Items from a figure collection

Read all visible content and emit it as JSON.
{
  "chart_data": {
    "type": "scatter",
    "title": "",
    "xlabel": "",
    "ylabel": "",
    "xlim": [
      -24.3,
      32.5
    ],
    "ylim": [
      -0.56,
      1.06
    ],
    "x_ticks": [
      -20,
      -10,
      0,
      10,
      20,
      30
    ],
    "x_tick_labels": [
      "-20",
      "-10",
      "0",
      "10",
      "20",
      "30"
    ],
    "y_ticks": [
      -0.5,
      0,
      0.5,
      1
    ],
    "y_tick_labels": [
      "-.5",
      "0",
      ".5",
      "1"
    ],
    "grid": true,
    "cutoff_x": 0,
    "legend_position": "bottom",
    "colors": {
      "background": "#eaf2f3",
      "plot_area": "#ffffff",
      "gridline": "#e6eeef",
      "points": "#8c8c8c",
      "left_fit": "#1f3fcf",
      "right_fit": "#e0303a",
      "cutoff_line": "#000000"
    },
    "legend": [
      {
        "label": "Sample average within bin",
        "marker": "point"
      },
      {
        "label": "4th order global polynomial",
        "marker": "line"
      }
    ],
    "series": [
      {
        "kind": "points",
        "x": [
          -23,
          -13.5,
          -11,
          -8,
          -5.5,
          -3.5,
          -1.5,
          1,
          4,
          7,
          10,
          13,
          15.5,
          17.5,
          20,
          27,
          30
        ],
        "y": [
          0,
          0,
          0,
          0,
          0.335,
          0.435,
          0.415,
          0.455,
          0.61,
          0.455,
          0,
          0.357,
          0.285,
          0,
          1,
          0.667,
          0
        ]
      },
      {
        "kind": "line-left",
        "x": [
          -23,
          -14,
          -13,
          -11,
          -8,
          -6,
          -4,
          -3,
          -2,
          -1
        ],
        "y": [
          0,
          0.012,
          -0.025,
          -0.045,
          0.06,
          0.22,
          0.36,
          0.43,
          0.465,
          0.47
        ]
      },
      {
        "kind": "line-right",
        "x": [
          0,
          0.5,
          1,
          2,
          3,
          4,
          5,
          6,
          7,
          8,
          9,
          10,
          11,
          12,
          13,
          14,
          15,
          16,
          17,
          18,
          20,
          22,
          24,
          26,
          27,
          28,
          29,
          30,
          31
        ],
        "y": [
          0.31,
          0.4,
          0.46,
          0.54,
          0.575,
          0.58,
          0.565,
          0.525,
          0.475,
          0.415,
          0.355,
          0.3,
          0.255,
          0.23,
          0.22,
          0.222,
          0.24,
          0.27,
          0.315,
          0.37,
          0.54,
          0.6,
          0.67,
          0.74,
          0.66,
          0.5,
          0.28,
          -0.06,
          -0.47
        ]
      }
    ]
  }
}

■ **REQUIREMENTS**
Make an exact copy of every entry.

■ **ANSWER TO THE EXERCISE**
Read all visible content and emit it as JSON.
{
  "chart_data": {
    "type": "scatter",
    "title": "",
    "xlabel": "",
    "ylabel": "",
    "xlim": [
      -24.3,
      32.5
    ],
    "ylim": [
      -0.56,
      1.06
    ],
    "x_ticks": [
      -20,
      -10,
      0,
      10,
      20,
      30
    ],
    "x_tick_labels": [
      "-20",
      "-10",
      "0",
      "10",
      "20",
      "30"
    ],
    "y_ticks": [
      -0.5,
      0,
      0.5,
      1
    ],
    "y_tick_labels": [
      "-.5",
      "0",
      ".5",
      "1"
    ],
    "grid": true,
    "cutoff_x": 0,
    "legend_position": "bottom",
    "colors": {
      "background": "#eaf2f3",
      "plot_area": "#ffffff",
      "gridline": "#e6eeef",
      "points": "#8c8c8c",
      "left_fit": "#1f3fcf",
      "right_fit": "#e0303a",
      "cutoff_line": "#000000"
    },
    "legend": [
      {
        "label": "Sample average within bin",
        "marker": "point"
      },
      {
        "label": "4th order global polynomial",
        "marker": "line"
      }
    ],
    "series": [
      {
        "kind": "points",
        "x": [
          -23,
          -13.5,
          -11,
          -8,
          -5.5,
          -3.5,
          -1.5,
          1,
          4,
          7,
          10,
          13,
          15.5,
          17.5,
          20,
          27,
          30
        ],
        "y": [
          0,
          0,
          0,
          0,
          0.335,
          0.435,
          0.415,
          0.455,
          0.61,
          0.455,
          0,
          0.357,
          0.285,
          0,
          1,
          0.667,
          0
        ]
      },
      {
        "kind": "line-left",
        "x": [
          -23,
          -14,
          -13,
          -11,
          -8,
          -6,
          -4,
          -3,
          -2,
          -1
        ],
        "y": [
          0,
          0.012,
          -0.025,
          -0.045,
          0.06,
          0.22,
          0.36,
          0.43,
          0.465,
          0.47
        ]
      },
      {
        "kind": "line-right",
        "x": [
          0,
          0.5,
          1,
          2,
          3,
          4,
          5,
          6,
          7,
          8,
          9,
          10,
          11,
          12,
          13,
          14,
          15,
          16,
          17,
          18,
          20,
          22,
          24,
          26,
          27,
          28,
          29,
          30,
          31
        ],
        "y": [
          0.31,
          0.4,
          0.46,
          0.54,
          0.575,
          0.58,
          0.565,
          0.525,
          0.475,
          0.415,
          0.355,
          0.3,
          0.255,
          0.23,
          0.22,
          0.222,
          0.24,
          0.27,
          0.315,
          0.37,
          0.54,
          0.6,
          0.67,
          0.74,
          0.66,
          0.5,
          0.28,
          -0.06,
          -0.47
        ]
      }
    ]
  }
}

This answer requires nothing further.